- [Work instructions]
• 1. According to the World Series article, by what score did the Dodgers beat the Yankees to win the World Series?
• 2. Please repeat, word for word, the part of the World Series article starting at "Daniel Hudson boarded" and ending at "come to pass.".

- [Text passage]
begin

Buehler closed out Game 5 against the Yankees, securing the World Series win for the Dodgers. | Robert Deutsch / USA TODAY NETWORK via Imagn Images

Daniel Hudson boarded a team bus to the ballpark for the sort of ride the veteran reliever has taken more than a thousand times, spanning a decade and a half of his life, from early Aprils to late Octobers. This one had something that surprised him.

It was starting pitcher Walker Buehler, not even two days removed from a remarkable start to win Game 3 of the World Series, insisting he would be available from the bullpen that night to win it all in Game 5.

“As soon as he said that,” Hudson says, “I was just like, Walker’s pitching tonight.”

He could not possibly have guessed then what it would take for that situation to come to pass.

That bus ride to the ballpark led to a game unlike any that had come before. The Los Angeles Dodgers beat the New York Yankees, 7–6, to win the World Series. The final score correctly suggests a close game. It does not begin to cover what that actually entailed.

It was the largest comeback ever seen in a clinching game. That involved an unconscionable defensive breakdown by the Yankees. It featured a fielding error, a throwing error, a catcher interference and a balk. It required a second comeback after the first one. It saw Dodgers manager Dave Roberts emptying his bullpen of his top relievers, using almost every single option available to him, finally calling for a stunning choice to close it out: Buehler. It took both phenomenal luck and uncommon grit.

end

- [Material provided]
begin

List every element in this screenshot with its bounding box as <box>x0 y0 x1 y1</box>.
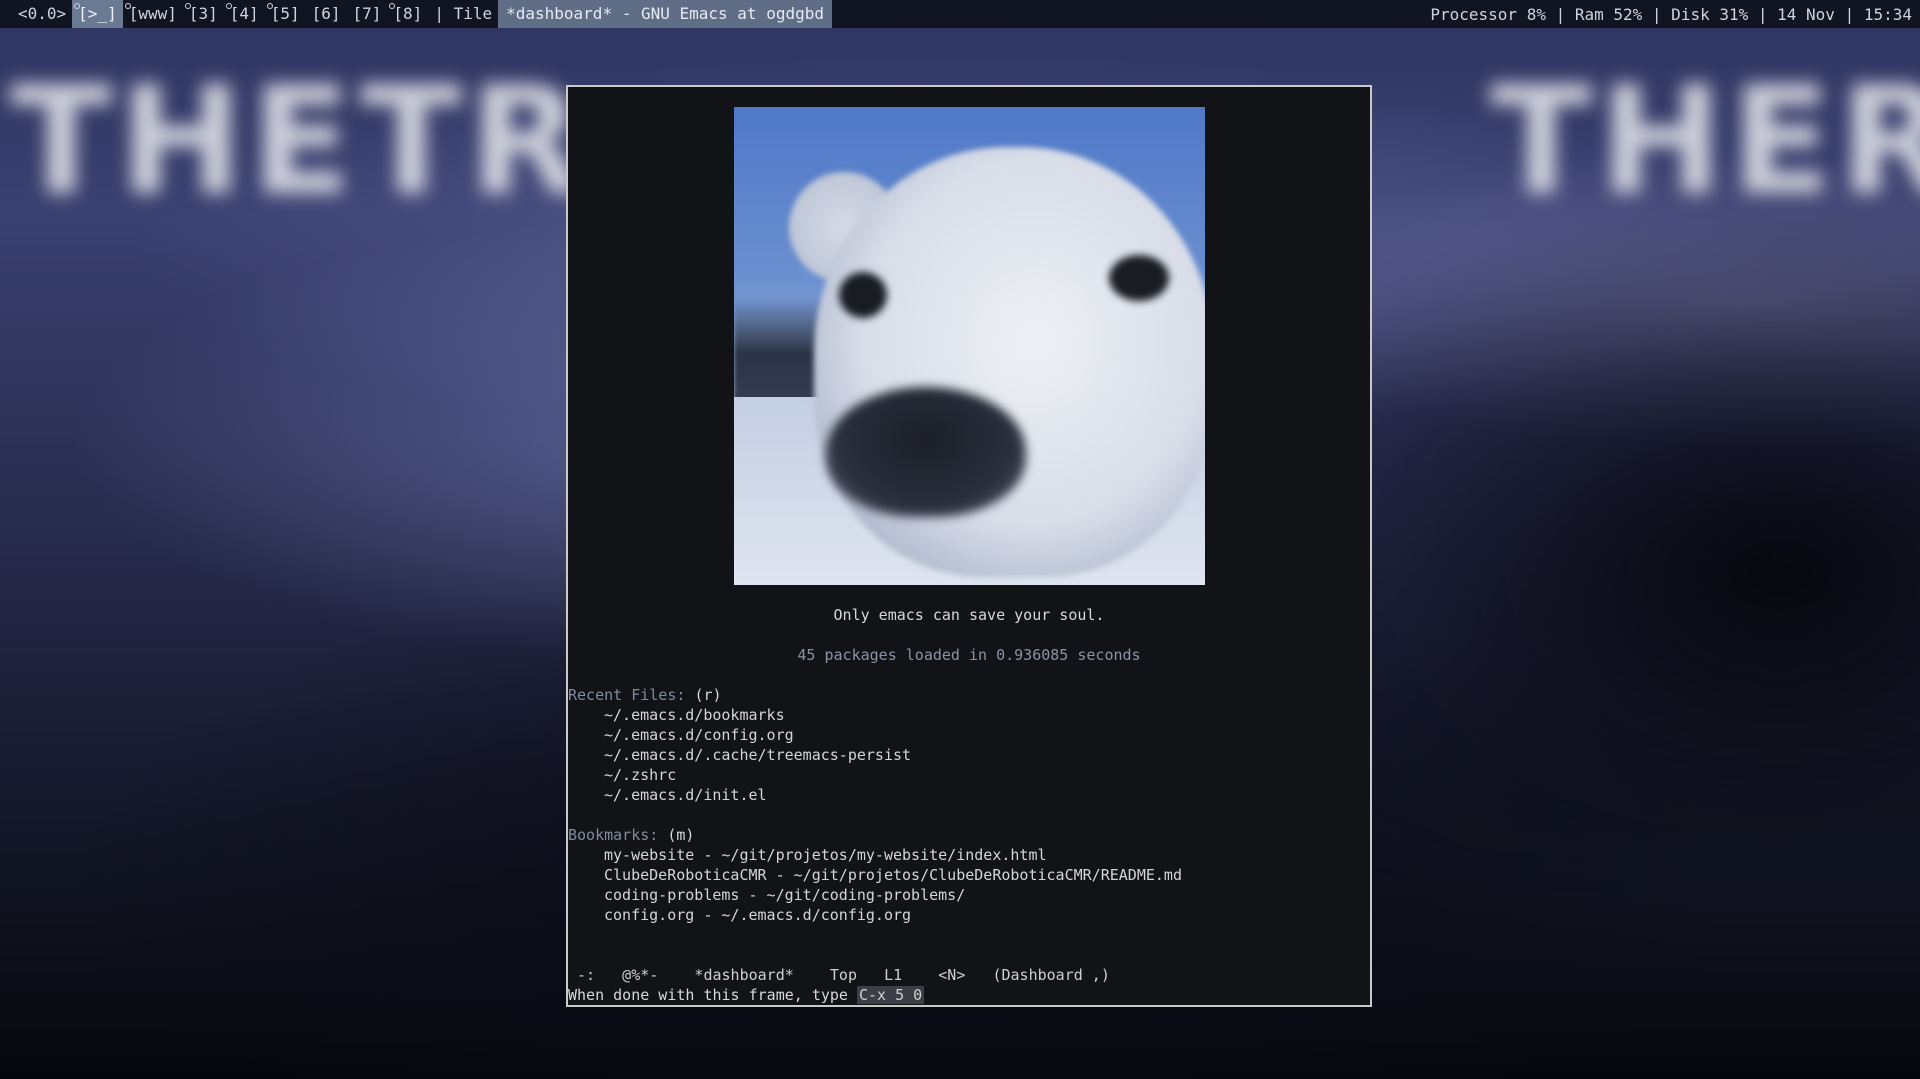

end

- [Outputs in order]
• 1. 7–6

• 2.
Daniel Hudson boarded a team bus to the ballpark for the sort of ride the veteran reliever has taken more than a thousand times, spanning a decade and a half of his life, from early Aprils to late Octobers. This one had something that surprised him.

It was starting pitcher Walker Buehler, not even two days removed from a remarkable start to win Game 3 of the World Series, insisting he would be available from the bullpen that night to win it all in Game 5.

“As soon as he said that,” Hudson says, “I was just like, Walker’s pitching tonight.”

He could not possibly have guessed then what it would take for that situation to come to pass.